PASSAGE:
Harvey Moser’s story of survival

Janelle Clausen

Harvey Moser, a 47-year Great Neck resident, was a child when anti-Semitism reached a fever pitch in Europe. Hitler was elected in 1933. Signs that said Jewish people weren’t welcome dotted Haslach, a German farm town of about 3,000 people where he lived. Brownshirts marched down the main street, singing loudly.

“When Jewish blood spurts from the knife, all will be well,” Moser recalled hearing in German. “That was not very encouraging.”

Shortly after the passage of the Nuremberg Laws, which barred Jews from owning businesses, Moser’s father had to sell his animal hide business. The family moved to Freiburg, about 47 kilometers away, in 1938. Moser and his older brother, Eugene, attended a nearby Jewish state school, part of the local synagogue.

But then everything changed.

“One day my mother said you don’t have to go to school today,” Moser, now 88, said.

Their school and synagogue had been burned down during Kristallnacht, or “the Night of Broken Glass,” where thousands of Jewish properties were destroyed or damaged across Germany. His father was among tens of thousands of Jews rounded up and put into camps.

Moser said his father was sent to Dachau, which was more of a prison than a camp at the time. He then managed to bribe his way out.

“At that time, you could still buy your way out. He was there for six weeks,” Moser said, noting this was before the Nazis openly discussed a “final solution.” “In 1943, there was no such thing as buying your way out.”

PROMPT A:
Rewrite the paragraph of the Harvey Moser article that begins "Shortly after the passage of the Nuremberg Laws" as a short bulleted list, keeping its main facts.
PROMPT B:
Summarize the Harvey Moser article in two sentences.
PROMPT C:
Continue the Harvey Moser article from the point where it stops.
The data that follow come from a separate source.

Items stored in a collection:
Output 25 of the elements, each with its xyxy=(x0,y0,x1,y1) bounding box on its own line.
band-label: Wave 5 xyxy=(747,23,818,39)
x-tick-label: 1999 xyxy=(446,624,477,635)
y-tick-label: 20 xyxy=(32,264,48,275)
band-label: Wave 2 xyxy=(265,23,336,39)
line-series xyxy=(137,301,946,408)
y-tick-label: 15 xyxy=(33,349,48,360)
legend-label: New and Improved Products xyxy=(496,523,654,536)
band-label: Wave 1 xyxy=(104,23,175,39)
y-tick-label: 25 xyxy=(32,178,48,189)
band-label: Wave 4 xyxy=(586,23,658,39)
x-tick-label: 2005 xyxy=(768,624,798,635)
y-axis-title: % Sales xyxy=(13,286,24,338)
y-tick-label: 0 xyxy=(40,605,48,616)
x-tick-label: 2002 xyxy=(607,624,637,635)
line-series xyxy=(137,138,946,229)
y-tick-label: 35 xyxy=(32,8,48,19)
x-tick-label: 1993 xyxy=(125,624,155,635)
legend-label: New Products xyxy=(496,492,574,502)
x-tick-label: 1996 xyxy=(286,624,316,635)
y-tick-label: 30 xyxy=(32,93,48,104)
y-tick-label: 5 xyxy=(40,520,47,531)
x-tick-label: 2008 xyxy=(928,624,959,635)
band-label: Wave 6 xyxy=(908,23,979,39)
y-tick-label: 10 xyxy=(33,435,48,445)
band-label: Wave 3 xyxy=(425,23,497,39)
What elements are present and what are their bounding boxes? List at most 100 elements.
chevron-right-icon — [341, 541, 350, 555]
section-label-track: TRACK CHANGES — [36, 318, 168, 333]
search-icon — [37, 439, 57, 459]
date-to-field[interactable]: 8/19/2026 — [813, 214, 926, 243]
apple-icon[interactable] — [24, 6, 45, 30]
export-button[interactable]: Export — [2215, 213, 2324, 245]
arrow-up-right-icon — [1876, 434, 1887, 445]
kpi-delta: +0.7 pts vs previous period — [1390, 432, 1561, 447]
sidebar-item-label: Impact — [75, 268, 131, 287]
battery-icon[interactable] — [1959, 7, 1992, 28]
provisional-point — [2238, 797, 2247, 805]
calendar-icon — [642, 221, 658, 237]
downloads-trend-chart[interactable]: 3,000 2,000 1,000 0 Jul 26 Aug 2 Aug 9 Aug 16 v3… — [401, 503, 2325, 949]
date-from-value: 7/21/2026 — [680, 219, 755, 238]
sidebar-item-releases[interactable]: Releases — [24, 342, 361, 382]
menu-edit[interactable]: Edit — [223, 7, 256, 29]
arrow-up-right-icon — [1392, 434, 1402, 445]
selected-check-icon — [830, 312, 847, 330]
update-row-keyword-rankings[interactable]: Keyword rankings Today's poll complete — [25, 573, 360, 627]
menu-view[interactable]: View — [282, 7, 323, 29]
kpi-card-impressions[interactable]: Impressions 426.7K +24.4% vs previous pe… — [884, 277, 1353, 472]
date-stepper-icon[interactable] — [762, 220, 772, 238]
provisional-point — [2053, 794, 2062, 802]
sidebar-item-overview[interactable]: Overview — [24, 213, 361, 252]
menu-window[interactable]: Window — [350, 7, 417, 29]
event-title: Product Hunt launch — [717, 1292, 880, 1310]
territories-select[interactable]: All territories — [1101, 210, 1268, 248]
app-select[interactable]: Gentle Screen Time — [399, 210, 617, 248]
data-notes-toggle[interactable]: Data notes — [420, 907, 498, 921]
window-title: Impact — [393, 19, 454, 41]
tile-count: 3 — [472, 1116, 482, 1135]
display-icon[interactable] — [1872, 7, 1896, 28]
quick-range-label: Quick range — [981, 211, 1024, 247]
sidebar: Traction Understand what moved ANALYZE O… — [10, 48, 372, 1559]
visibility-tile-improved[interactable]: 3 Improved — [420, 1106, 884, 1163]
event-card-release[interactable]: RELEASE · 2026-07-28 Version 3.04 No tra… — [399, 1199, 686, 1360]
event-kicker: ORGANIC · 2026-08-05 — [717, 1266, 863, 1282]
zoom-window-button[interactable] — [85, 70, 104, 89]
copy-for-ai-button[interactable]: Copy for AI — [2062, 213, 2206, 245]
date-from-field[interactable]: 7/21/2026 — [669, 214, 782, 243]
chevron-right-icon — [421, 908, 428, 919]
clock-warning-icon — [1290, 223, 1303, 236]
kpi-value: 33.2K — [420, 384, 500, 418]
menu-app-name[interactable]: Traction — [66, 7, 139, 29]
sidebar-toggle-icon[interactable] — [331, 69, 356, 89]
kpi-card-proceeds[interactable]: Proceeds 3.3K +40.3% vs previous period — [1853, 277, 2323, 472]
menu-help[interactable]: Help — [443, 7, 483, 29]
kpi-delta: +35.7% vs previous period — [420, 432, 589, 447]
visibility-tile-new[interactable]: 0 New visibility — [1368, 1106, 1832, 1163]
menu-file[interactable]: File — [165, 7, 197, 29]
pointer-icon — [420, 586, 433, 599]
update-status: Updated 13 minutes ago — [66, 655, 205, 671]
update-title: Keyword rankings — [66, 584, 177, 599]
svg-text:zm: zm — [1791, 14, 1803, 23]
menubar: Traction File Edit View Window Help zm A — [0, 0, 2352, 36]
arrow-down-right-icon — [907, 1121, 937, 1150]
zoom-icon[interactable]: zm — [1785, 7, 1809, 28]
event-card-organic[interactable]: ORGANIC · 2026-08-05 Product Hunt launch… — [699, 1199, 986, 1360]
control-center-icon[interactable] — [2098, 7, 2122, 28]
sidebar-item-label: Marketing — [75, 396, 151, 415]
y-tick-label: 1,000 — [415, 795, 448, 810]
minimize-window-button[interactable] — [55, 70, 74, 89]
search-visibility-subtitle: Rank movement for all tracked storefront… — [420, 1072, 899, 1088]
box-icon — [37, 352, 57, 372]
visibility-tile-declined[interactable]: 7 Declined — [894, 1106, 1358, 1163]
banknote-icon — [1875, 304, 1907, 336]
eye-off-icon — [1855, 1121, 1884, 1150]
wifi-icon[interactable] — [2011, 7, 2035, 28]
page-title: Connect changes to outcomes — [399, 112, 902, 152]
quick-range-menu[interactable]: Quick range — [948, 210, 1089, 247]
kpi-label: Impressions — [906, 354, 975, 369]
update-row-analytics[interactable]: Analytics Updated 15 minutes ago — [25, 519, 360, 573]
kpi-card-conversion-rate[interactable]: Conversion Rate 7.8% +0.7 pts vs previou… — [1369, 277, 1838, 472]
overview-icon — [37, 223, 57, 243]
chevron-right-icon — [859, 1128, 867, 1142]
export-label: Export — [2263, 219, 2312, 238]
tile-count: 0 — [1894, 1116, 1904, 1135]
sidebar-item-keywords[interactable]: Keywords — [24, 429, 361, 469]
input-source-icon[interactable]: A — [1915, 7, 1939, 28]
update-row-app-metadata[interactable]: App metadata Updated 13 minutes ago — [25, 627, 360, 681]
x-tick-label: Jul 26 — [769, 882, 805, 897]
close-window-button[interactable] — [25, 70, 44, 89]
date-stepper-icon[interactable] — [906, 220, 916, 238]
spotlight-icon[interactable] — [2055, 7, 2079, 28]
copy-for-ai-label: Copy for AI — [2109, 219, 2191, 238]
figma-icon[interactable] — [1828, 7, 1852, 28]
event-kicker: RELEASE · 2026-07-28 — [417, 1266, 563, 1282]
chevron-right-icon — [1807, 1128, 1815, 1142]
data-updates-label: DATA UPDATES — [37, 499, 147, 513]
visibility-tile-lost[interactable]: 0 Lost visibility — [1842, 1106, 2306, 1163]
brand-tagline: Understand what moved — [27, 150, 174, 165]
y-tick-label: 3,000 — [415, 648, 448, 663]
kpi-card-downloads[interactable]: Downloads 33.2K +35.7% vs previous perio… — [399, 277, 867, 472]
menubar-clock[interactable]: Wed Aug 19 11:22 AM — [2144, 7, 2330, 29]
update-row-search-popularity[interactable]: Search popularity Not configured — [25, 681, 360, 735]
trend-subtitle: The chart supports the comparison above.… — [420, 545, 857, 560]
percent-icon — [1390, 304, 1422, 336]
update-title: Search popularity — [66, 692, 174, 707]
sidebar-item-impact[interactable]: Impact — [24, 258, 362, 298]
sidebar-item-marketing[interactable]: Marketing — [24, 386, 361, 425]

TASK RESPONSE A:
- The Nuremberg Laws barred Jews from owning businesses.
- Soon after they passed, Moser's father had to sell his animal hide business.
- In 1938 the family moved to Freiburg, about 47 kilometers away.
- Moser and his older brother, Eugene, attended a nearby Jewish state school that was part of the local synagogue.

TASK RESPONSE B:
Harvey Moser, now 88 and a 47-year Great Neck resident, was a child in the German farm town of Haslach as anti-Semitism reached a fever pitch after Hitler's 1933 election. After the Nuremberg Laws forced his father to sell his business, the family moved to Freiburg in 1938, where their school and synagogue were burned down during Kristallnacht and his father was held at Dachau for six weeks before bribing his way out.

TASK RESPONSE C:
After hearing rumors that Jewish children would be deported to concentration camps, Moser’s parents decided to smuggle him and his brother to France in the middle of the night. A woman removed the pictures of her children in a set of passports, and pasted the boys’ photos in her place — and a guard, he recalled, winked at her.

Moser and his brother stayed with separate cousins as illegal immigrants. Moser was in Guebweiler, a part of Alsace-Lorraine near the Franco-German border, for about a year.

“If the police got a hold of us, they would send us back to Germany,” Moser said. “We could not leave the house.”

After six months, Moser’s parents managed to secure passage aboard the S.S. St. Louis in 1939. Moser said that between obtaining visas and boarding the ship, it cost around $900.

“On the other hand, all the other money you might have had, gold, silver, stamp collection, all that had to be left behind,” Moser said.

The 10-day voyage took them to Havana, Cuba. They were initially told there would be a one-day delay. Then they were told to wait another day. But on the third day, they were rejected. “We were told that these visas that were issued by the consul in Hamburg were bogus, they were worthless,” he said.

The American Jewish Joint Distribution Committee sent a representative to try and push the Cuban government into letting the St. Louis passengers stay. The government demanded $500 per passenger within 48 hours. But when the committee came up with the money, it was eight hours too late.

“There was a tremendous amount of uproar among the passengers,” Moser said. “I was standing next to a man. Before I know it, he takes a knife, cuts his wrist, and jumps overboard.”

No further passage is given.